▶ _What is being asked_: Print the complete set of entries exactly.

▶ _Exercise data_:
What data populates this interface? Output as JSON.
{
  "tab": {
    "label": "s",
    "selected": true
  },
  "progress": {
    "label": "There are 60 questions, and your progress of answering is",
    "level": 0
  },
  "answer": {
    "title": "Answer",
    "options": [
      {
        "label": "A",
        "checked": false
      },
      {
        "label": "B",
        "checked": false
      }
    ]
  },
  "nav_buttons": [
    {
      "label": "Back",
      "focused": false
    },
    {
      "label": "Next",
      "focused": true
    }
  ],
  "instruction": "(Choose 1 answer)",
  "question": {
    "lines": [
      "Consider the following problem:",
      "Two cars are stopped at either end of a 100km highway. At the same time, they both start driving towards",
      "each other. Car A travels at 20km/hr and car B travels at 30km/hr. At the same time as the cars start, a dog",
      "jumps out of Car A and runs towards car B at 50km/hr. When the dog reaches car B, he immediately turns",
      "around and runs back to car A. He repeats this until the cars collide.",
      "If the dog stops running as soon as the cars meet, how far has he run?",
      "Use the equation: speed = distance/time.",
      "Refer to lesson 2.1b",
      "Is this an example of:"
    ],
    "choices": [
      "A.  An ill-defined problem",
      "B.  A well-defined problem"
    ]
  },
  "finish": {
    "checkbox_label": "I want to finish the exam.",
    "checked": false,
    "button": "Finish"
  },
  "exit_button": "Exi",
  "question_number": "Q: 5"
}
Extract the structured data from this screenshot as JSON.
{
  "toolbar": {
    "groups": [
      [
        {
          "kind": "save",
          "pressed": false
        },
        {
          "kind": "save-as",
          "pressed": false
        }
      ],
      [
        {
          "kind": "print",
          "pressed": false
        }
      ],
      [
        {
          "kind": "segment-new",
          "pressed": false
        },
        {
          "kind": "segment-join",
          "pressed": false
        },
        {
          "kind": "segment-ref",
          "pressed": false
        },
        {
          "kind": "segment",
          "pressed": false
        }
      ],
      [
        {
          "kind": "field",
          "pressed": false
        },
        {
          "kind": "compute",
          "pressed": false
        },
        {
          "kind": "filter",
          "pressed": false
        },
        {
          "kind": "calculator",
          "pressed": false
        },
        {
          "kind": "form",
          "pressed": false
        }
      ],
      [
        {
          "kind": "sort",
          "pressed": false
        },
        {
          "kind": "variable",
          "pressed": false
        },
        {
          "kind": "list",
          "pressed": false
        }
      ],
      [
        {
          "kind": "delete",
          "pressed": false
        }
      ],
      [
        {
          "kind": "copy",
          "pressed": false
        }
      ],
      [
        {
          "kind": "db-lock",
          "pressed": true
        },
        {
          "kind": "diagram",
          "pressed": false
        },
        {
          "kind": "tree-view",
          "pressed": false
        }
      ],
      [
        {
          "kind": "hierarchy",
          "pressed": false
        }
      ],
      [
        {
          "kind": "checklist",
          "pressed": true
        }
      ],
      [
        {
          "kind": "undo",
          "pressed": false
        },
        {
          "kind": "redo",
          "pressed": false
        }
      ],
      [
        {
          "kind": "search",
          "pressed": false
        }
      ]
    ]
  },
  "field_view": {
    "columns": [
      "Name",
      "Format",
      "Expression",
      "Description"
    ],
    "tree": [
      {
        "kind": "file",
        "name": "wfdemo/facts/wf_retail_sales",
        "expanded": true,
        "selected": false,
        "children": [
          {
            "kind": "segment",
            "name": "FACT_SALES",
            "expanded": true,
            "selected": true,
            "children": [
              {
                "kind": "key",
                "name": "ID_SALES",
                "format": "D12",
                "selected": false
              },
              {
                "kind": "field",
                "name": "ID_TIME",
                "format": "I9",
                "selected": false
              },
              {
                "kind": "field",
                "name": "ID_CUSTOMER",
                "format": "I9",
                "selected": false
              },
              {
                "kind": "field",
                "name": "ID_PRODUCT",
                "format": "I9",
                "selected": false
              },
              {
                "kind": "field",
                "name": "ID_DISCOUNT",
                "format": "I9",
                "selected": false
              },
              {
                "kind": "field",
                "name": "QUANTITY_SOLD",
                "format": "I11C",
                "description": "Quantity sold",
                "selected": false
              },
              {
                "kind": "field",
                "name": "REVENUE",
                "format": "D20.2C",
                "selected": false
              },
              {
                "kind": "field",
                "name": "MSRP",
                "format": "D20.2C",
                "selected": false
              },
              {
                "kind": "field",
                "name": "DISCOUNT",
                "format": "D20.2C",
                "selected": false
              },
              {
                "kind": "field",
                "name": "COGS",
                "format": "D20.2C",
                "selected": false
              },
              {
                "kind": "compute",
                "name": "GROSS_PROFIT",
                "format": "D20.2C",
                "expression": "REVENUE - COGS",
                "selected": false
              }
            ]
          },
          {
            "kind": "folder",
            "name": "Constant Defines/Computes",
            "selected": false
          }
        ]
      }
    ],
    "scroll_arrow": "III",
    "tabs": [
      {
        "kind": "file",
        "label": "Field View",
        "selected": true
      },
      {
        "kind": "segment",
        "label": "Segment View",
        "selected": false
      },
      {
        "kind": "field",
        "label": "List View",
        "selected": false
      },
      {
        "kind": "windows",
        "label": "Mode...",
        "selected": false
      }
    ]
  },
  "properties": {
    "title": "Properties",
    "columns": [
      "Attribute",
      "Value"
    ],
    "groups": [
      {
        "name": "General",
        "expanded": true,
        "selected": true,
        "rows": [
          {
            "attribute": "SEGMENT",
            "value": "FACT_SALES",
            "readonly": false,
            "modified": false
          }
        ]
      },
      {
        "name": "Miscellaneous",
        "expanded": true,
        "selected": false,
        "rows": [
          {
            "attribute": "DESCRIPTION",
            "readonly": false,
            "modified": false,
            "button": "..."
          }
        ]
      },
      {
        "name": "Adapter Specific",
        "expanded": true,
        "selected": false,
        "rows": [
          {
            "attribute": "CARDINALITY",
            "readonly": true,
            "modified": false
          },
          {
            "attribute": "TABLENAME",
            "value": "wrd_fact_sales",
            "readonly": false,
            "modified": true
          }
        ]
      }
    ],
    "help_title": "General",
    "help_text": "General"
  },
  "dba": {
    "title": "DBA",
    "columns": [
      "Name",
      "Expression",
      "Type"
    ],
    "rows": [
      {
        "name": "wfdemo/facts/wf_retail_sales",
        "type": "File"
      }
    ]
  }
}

▶ _Exercise result_:
What data populates this interface? Output as JSON.
{
  "tab": {
    "label": "s",
    "selected": true
  },
  "progress": {
    "label": "There are 60 questions, and your progress of answering is",
    "level": 0
  },
  "answer": {
    "title": "Answer",
    "options": [
      {
        "label": "A",
        "checked": false
      },
      {
        "label": "B",
        "checked": false
      }
    ]
  },
  "nav_buttons": [
    {
      "label": "Back",
      "focused": false
    },
    {
      "label": "Next",
      "focused": true
    }
  ],
  "instruction": "(Choose 1 answer)",
  "question": {
    "lines": [
      "Consider the following problem:",
      "Two cars are stopped at either end of a 100km highway. At the same time, they both start driving towards",
      "each other. Car A travels at 20km/hr and car B travels at 30km/hr. At the same time as the cars start, a dog",
      "jumps out of Car A and runs towards car B at 50km/hr. When the dog reaches car B, he immediately turns",
      "around and runs back to car A. He repeats this until the cars collide.",
      "If the dog stops running as soon as the cars meet, how far has he run?",
      "Use the equation: speed = distance/time.",
      "Refer to lesson 2.1b",
      "Is this an example of:"
    ],
    "choices": [
      "A.  An ill-defined problem",
      "B.  A well-defined problem"
    ]
  },
  "finish": {
    "checkbox_label": "I want to finish the exam.",
    "checked": false,
    "button": "Finish"
  },
  "exit_button": "Exi",
  "question_number": "Q: 5"
}
Extract the structured data from this screenshot as JSON.
{
  "toolbar": {
    "groups": [
      [
        {
          "kind": "save",
          "pressed": false
        },
        {
          "kind": "save-as",
          "pressed": false
        }
      ],
      [
        {
          "kind": "print",
          "pressed": false
        }
      ],
      [
        {
          "kind": "segment-new",
          "pressed": false
        },
        {
          "kind": "segment-join",
          "pressed": false
        },
        {
          "kind": "segment-ref",
          "pressed": false
        },
        {
          "kind": "segment",
          "pressed": false
        }
      ],
      [
        {
          "kind": "field",
          "pressed": false
        },
        {
          "kind": "compute",
          "pressed": false
        },
        {
          "kind": "filter",
          "pressed": false
        },
        {
          "kind": "calculator",
          "pressed": false
        },
        {
          "kind": "form",
          "pressed": false
        }
      ],
      [
        {
          "kind": "sort",
          "pressed": false
        },
        {
          "kind": "variable",
          "pressed": false
        },
        {
          "kind": "list",
          "pressed": false
        }
      ],
      [
        {
          "kind": "delete",
          "pressed": false
        }
      ],
      [
        {
          "kind": "copy",
          "pressed": false
        }
      ],
      [
        {
          "kind": "db-lock",
          "pressed": true
        },
        {
          "kind": "diagram",
          "pressed": false
        },
        {
          "kind": "tree-view",
          "pressed": false
        }
      ],
      [
        {
          "kind": "hierarchy",
          "pressed": false
        }
      ],
      [
        {
          "kind": "checklist",
          "pressed": true
        }
      ],
      [
        {
          "kind": "undo",
          "pressed": false
        },
        {
          "kind": "redo",
          "pressed": false
        }
      ],
      [
        {
          "kind": "search",
          "pressed": false
        }
      ]
    ]
  },
  "field_view": {
    "columns": [
      "Name",
      "Format",
      "Expression",
      "Description"
    ],
    "tree": [
      {
        "kind": "file",
        "name": "wfdemo/facts/wf_retail_sales",
        "expanded": true,
        "selected": false,
        "children": [
          {
            "kind": "segment",
            "name": "FACT_SALES",
            "expanded": true,
            "selected": true,
            "children": [
              {
                "kind": "key",
                "name": "ID_SALES",
                "format": "D12",
                "selected": false
              },
              {
                "kind": "field",
                "name": "ID_TIME",
                "format": "I9",
                "selected": false
              },
              {
                "kind": "field",
                "name": "ID_CUSTOMER",
                "format": "I9",
                "selected": false
              },
              {
                "kind": "field",
                "name": "ID_PRODUCT",
                "format": "I9",
                "selected": false
              },
              {
                "kind": "field",
                "name": "ID_DISCOUNT",
                "format": "I9",
                "selected": false
              },
              {
                "kind": "field",
                "name": "QUANTITY_SOLD",
                "format": "I11C",
                "description": "Quantity sold",
                "selected": false
              },
              {
                "kind": "field",
                "name": "REVENUE",
                "format": "D20.2C",
                "selected": false
              },
              {
                "kind": "field",
                "name": "MSRP",
                "format": "D20.2C",
                "selected": false
              },
              {
                "kind": "field",
                "name": "DISCOUNT",
                "format": "D20.2C",
                "selected": false
              },
              {
                "kind": "field",
                "name": "COGS",
                "format": "D20.2C",
                "selected": false
              },
              {
                "kind": "compute",
                "name": "GROSS_PROFIT",
                "format": "D20.2C",
                "expression": "REVENUE - COGS",
                "selected": false
              }
            ]
          },
          {
            "kind": "folder",
            "name": "Constant Defines/Computes",
            "selected": false
          }
        ]
      }
    ],
    "scroll_arrow": "III",
    "tabs": [
      {
        "kind": "file",
        "label": "Field View",
        "selected": true
      },
      {
        "kind": "segment",
        "label": "Segment View",
        "selected": false
      },
      {
        "kind": "field",
        "label": "List View",
        "selected": false
      },
      {
        "kind": "windows",
        "label": "Mode...",
        "selected": false
      }
    ]
  },
  "properties": {
    "title": "Properties",
    "columns": [
      "Attribute",
      "Value"
    ],
    "groups": [
      {
        "name": "General",
        "expanded": true,
        "selected": true,
        "rows": [
          {
            "attribute": "SEGMENT",
            "value": "FACT_SALES",
            "readonly": false,
            "modified": false
          }
        ]
      },
      {
        "name": "Miscellaneous",
        "expanded": true,
        "selected": false,
        "rows": [
          {
            "attribute": "DESCRIPTION",
            "readonly": false,
            "modified": false,
            "button": "..."
          }
        ]
      },
      {
        "name": "Adapter Specific",
        "expanded": true,
        "selected": false,
        "rows": [
          {
            "attribute": "CARDINALITY",
            "readonly": true,
            "modified": false
          },
          {
            "attribute": "TABLENAME",
            "value": "wrd_fact_sales",
            "readonly": false,
            "modified": true
          }
        ]
      }
    ],
    "help_title": "General",
    "help_text": "General"
  },
  "dba": {
    "title": "DBA",
    "columns": [
      "Name",
      "Expression",
      "Type"
    ],
    "rows": [
      {
        "name": "wfdemo/facts/wf_retail_sales",
        "type": "File"
      }
    ]
  }
}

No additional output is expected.